- _Exercise description_
Transcribe the entries exactly; images are not part of the copy.

- _Given information_
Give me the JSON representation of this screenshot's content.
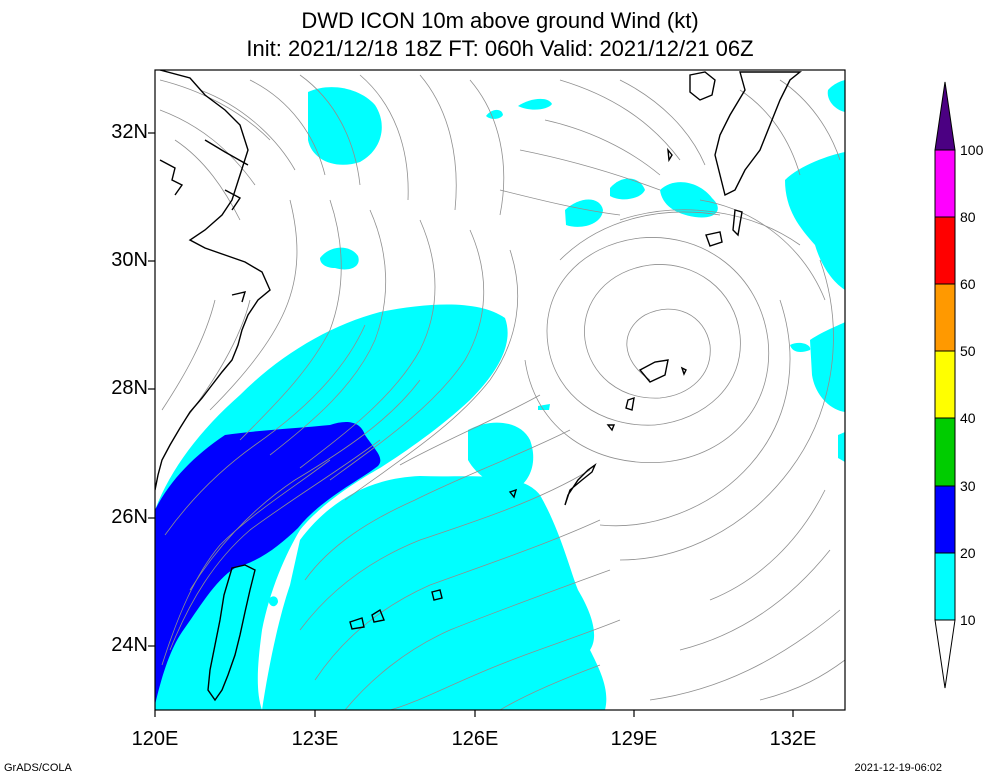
{
  "title": {
    "line1": "DWD ICON 10m above ground Wind (kt)",
    "line2": "Init: 2021/12/18 18Z  FT: 060h  Valid: 2021/12/21 06Z"
  },
  "axes": {
    "lat_labels": [
      "32N",
      "30N",
      "28N",
      "26N",
      "24N"
    ],
    "lon_labels": [
      "120E",
      "123E",
      "126E",
      "129E",
      "132E"
    ]
  },
  "colorbar": {
    "labels": [
      "100",
      "80",
      "60",
      "50",
      "40",
      "30",
      "20",
      "10"
    ],
    "colors": {
      "10-20": "#00ffff",
      "20-30": "#0000ff",
      "30-40": "#00cc00",
      "40-50": "#ffff00",
      "50-60": "#ff9900",
      "60-80": "#ff0000",
      "80-100": "#ff00ff",
      "100+": "#4b0082"
    }
  },
  "footer": {
    "left": "GrADS/COLA",
    "right": "2021-12-19-06:02"
  }
}
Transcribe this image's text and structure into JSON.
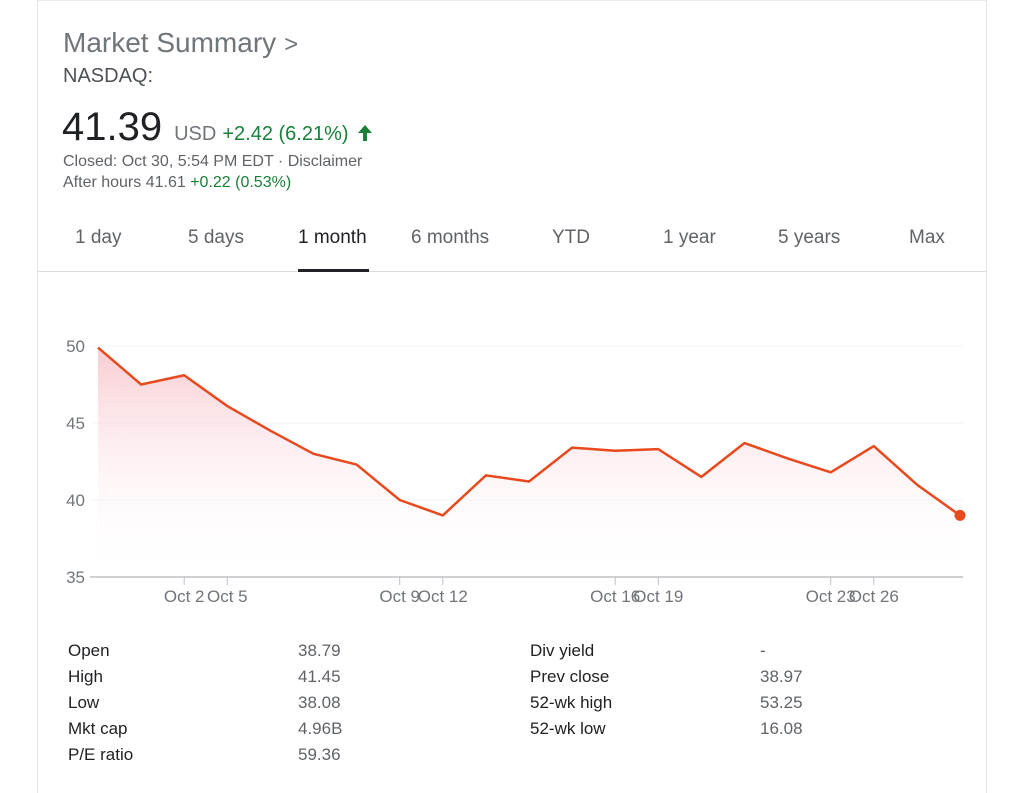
{
  "summary": {
    "title": "Market Summary",
    "title_chevron": ">",
    "exchange": "NASDAQ:",
    "price": "41.39",
    "currency": "USD",
    "change": "+2.42 (6.21%)",
    "closed_text": "Closed: Oct 30, 5:54 PM EDT",
    "separator": " · ",
    "disclaimer": "Disclaimer",
    "after_hours_label": "After hours 41.61",
    "after_hours_change": "+0.22 (0.53%)"
  },
  "tabs": [
    {
      "label": "1 day"
    },
    {
      "label": "5 days"
    },
    {
      "label": "1 month"
    },
    {
      "label": "6 months"
    },
    {
      "label": "YTD"
    },
    {
      "label": "1 year"
    },
    {
      "label": "5 years"
    },
    {
      "label": "Max"
    }
  ],
  "active_tab": 2,
  "colors": {
    "line": "#e8491d",
    "fill_top": "#f8c9d0",
    "positive": "#188038"
  },
  "icons": {
    "change_arrow": "arrow-up-icon"
  },
  "chart_data": {
    "type": "area",
    "x_tick_labels": [
      "Oct 2",
      "Oct 5",
      "Oct 9",
      "Oct 12",
      "Oct 16",
      "Oct 19",
      "Oct 23",
      "Oct 26"
    ],
    "y_ticks": [
      50,
      45,
      40,
      35
    ],
    "ylim": [
      35,
      50
    ],
    "grid": true,
    "x": [
      "Sep 30",
      "Oct 1",
      "Oct 2",
      "Oct 5",
      "Oct 6",
      "Oct 7",
      "Oct 8",
      "Oct 9",
      "Oct 12",
      "Oct 13",
      "Oct 14",
      "Oct 15",
      "Oct 16",
      "Oct 19",
      "Oct 20",
      "Oct 21",
      "Oct 22",
      "Oct 23",
      "Oct 26",
      "Oct 27",
      "Oct 28"
    ],
    "values": [
      49.9,
      47.5,
      48.1,
      46.1,
      44.5,
      43.0,
      42.3,
      40.0,
      39.0,
      41.6,
      41.2,
      43.4,
      43.2,
      43.3,
      41.5,
      43.7,
      42.7,
      41.8,
      43.5,
      41.0,
      39.0
    ]
  },
  "stats": {
    "left": [
      {
        "label": "Open",
        "value": "38.79"
      },
      {
        "label": "High",
        "value": "41.45"
      },
      {
        "label": "Low",
        "value": "38.08"
      },
      {
        "label": "Mkt cap",
        "value": "4.96B"
      },
      {
        "label": "P/E ratio",
        "value": "59.36"
      }
    ],
    "right": [
      {
        "label": "Div yield",
        "value": "-"
      },
      {
        "label": "Prev close",
        "value": "38.97"
      },
      {
        "label": "52-wk high",
        "value": "53.25"
      },
      {
        "label": "52-wk low",
        "value": "16.08"
      }
    ]
  }
}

- _Result_
Give me the JSON representation of this screenshot's content.
{
  "title": {
    "line1": "DWD ICON 10m above ground Wind (kt)",
    "line2": "Init: 2021/12/18 18Z  FT: 060h  Valid: 2021/12/21 06Z"
  },
  "axes": {
    "lat_labels": [
      "32N",
      "30N",
      "28N",
      "26N",
      "24N"
    ],
    "lon_labels": [
      "120E",
      "123E",
      "126E",
      "129E",
      "132E"
    ]
  },
  "colorbar": {
    "labels": [
      "100",
      "80",
      "60",
      "50",
      "40",
      "30",
      "20",
      "10"
    ],
    "colors": {
      "10-20": "#00ffff",
      "20-30": "#0000ff",
      "30-40": "#00cc00",
      "40-50": "#ffff00",
      "50-60": "#ff9900",
      "60-80": "#ff0000",
      "80-100": "#ff00ff",
      "100+": "#4b0082"
    }
  },
  "footer": {
    "left": "GrADS/COLA",
    "right": "2021-12-19-06:02"
  }
}
Transcribe this image's text and structure into JSON.
{
  "summary": {
    "title": "Market Summary",
    "title_chevron": ">",
    "exchange": "NASDAQ:",
    "price": "41.39",
    "currency": "USD",
    "change": "+2.42 (6.21%)",
    "closed_text": "Closed: Oct 30, 5:54 PM EDT",
    "separator": " · ",
    "disclaimer": "Disclaimer",
    "after_hours_label": "After hours 41.61",
    "after_hours_change": "+0.22 (0.53%)"
  },
  "tabs": [
    {
      "label": "1 day"
    },
    {
      "label": "5 days"
    },
    {
      "label": "1 month"
    },
    {
      "label": "6 months"
    },
    {
      "label": "YTD"
    },
    {
      "label": "1 year"
    },
    {
      "label": "5 years"
    },
    {
      "label": "Max"
    }
  ],
  "active_tab": 2,
  "colors": {
    "line": "#e8491d",
    "fill_top": "#f8c9d0",
    "positive": "#188038"
  },
  "icons": {
    "change_arrow": "arrow-up-icon"
  },
  "chart_data": {
    "type": "area",
    "x_tick_labels": [
      "Oct 2",
      "Oct 5",
      "Oct 9",
      "Oct 12",
      "Oct 16",
      "Oct 19",
      "Oct 23",
      "Oct 26"
    ],
    "y_ticks": [
      50,
      45,
      40,
      35
    ],
    "ylim": [
      35,
      50
    ],
    "grid": true,
    "x": [
      "Sep 30",
      "Oct 1",
      "Oct 2",
      "Oct 5",
      "Oct 6",
      "Oct 7",
      "Oct 8",
      "Oct 9",
      "Oct 12",
      "Oct 13",
      "Oct 14",
      "Oct 15",
      "Oct 16",
      "Oct 19",
      "Oct 20",
      "Oct 21",
      "Oct 22",
      "Oct 23",
      "Oct 26",
      "Oct 27",
      "Oct 28"
    ],
    "values": [
      49.9,
      47.5,
      48.1,
      46.1,
      44.5,
      43.0,
      42.3,
      40.0,
      39.0,
      41.6,
      41.2,
      43.4,
      43.2,
      43.3,
      41.5,
      43.7,
      42.7,
      41.8,
      43.5,
      41.0,
      39.0
    ]
  },
  "stats": {
    "left": [
      {
        "label": "Open",
        "value": "38.79"
      },
      {
        "label": "High",
        "value": "41.45"
      },
      {
        "label": "Low",
        "value": "38.08"
      },
      {
        "label": "Mkt cap",
        "value": "4.96B"
      },
      {
        "label": "P/E ratio",
        "value": "59.36"
      }
    ],
    "right": [
      {
        "label": "Div yield",
        "value": "-"
      },
      {
        "label": "Prev close",
        "value": "38.97"
      },
      {
        "label": "52-wk high",
        "value": "53.25"
      },
      {
        "label": "52-wk low",
        "value": "16.08"
      }
    ]
  }
}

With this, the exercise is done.